Report how many lines below contain the word "least", and give only that number.

- [DATASET]
+--

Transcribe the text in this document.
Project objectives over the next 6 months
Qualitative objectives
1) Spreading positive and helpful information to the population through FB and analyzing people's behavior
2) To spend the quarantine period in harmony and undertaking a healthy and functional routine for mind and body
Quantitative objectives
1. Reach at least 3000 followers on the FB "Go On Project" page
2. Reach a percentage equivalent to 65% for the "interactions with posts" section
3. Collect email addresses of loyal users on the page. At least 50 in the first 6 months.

+--

- [OUTPUT FOR THIS TASK] 2